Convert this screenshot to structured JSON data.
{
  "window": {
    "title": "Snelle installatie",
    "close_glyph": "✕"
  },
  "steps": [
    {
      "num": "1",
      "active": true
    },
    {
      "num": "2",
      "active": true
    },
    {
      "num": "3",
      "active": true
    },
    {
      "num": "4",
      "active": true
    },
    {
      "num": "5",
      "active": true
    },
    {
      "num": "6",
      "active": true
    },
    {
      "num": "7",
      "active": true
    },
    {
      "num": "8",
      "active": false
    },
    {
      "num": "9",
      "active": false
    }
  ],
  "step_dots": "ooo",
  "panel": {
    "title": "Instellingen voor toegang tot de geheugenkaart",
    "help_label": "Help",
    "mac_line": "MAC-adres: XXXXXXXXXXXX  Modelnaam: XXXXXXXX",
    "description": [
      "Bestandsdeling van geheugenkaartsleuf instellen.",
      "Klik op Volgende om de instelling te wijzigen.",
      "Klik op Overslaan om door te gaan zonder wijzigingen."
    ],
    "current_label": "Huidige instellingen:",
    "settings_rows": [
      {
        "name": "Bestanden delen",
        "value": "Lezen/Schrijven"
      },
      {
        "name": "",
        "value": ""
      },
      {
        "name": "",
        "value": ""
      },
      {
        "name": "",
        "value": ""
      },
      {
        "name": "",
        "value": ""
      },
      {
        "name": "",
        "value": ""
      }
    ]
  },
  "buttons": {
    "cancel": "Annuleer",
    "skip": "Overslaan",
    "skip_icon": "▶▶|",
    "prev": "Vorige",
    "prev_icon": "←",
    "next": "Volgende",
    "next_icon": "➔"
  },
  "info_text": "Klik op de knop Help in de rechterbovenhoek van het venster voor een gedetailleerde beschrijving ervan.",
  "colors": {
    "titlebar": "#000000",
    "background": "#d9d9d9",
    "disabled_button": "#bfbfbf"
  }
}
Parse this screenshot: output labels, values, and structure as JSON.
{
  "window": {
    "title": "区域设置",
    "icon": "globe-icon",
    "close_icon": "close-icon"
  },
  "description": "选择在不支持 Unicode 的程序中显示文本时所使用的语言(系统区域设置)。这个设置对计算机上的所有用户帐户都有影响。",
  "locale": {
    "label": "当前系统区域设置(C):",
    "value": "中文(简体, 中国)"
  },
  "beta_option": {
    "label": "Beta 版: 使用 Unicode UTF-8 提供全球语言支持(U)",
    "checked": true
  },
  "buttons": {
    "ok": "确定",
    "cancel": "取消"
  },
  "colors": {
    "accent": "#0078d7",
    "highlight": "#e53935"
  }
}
——
AIM: Find the lines above that contain the word "Help" and collect them.

CORRECT RESPONSE:
    "help_label": "Help",
  "info_text": "Klik op de knop Help in de rechterbovenhoek van het venster voor een gedetailleerde beschrijving ervan.",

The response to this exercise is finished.